— Start of Record excerpts —

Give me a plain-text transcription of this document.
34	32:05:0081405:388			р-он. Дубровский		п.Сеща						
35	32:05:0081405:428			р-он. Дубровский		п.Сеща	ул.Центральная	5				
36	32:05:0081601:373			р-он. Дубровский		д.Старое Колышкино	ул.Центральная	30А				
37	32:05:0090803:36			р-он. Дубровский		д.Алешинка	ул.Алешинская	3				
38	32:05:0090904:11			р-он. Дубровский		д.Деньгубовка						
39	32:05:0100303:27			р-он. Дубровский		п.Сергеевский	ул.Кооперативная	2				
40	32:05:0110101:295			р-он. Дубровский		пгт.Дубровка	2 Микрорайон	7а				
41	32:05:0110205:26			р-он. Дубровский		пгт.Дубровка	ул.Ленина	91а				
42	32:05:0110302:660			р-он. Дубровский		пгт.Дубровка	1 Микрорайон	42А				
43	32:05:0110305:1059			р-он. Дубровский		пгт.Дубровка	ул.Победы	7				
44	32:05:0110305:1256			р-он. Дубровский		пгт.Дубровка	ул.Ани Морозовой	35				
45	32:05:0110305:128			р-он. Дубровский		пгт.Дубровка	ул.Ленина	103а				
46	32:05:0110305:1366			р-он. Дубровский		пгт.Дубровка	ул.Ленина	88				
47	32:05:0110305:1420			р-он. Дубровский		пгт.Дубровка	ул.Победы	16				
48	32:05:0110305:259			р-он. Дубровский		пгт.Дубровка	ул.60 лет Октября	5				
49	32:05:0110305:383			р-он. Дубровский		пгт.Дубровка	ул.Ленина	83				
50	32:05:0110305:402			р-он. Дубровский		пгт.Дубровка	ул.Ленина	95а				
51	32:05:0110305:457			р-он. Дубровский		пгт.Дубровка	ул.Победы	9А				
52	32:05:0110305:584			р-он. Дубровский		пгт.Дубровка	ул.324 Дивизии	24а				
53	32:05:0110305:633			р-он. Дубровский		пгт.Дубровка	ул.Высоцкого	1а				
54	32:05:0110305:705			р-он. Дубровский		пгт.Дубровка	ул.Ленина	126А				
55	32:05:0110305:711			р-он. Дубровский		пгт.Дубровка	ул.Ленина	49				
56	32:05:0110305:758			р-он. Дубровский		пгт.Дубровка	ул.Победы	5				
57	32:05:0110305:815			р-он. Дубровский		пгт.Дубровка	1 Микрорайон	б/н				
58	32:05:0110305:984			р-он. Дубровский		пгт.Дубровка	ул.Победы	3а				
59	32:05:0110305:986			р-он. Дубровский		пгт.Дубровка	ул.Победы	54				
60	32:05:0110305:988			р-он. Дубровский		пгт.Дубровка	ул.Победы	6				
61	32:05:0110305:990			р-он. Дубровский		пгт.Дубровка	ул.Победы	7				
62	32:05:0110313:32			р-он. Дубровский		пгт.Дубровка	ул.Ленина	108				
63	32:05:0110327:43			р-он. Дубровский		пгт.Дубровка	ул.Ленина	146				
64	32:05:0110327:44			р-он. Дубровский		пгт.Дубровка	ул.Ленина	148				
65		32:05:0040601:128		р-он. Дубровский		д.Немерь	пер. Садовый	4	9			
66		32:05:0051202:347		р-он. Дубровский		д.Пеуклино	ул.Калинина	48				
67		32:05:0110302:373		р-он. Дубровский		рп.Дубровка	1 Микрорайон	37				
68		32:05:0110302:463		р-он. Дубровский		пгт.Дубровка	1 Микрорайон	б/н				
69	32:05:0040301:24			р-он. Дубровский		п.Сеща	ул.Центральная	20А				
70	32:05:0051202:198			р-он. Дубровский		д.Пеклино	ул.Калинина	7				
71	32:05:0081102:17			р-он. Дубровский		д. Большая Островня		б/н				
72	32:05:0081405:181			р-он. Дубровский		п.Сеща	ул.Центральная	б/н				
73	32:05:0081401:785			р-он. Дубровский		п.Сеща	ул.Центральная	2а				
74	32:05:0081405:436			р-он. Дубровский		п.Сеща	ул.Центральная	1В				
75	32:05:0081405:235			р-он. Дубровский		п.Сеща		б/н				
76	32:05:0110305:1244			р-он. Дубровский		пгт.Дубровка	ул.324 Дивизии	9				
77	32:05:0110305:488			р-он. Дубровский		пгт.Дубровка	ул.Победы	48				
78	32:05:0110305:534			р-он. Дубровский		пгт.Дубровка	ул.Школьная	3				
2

— End of Record excerpts —

Identify every line above that includes the word "Сеща", and show those lines.

_The response_
34	32:05:0081405:388			р-он. Дубровский		п.Сеща						
35	32:05:0081405:428			р-он. Дубровский		п.Сеща	ул.Центральная	5				
69	32:05:0040301:24			р-он. Дубровский		п.Сеща	ул.Центральная	20А				
72	32:05:0081405:181			р-он. Дубровский		п.Сеща	ул.Центральная	б/н				
73	32:05:0081401:785			р-он. Дубровский		п.Сеща	ул.Центральная	2а				
74	32:05:0081405:436			р-он. Дубровский		п.Сеща	ул.Центральная	1В				
75	32:05:0081405:235			р-он. Дубровский		п.Сеща		б/н				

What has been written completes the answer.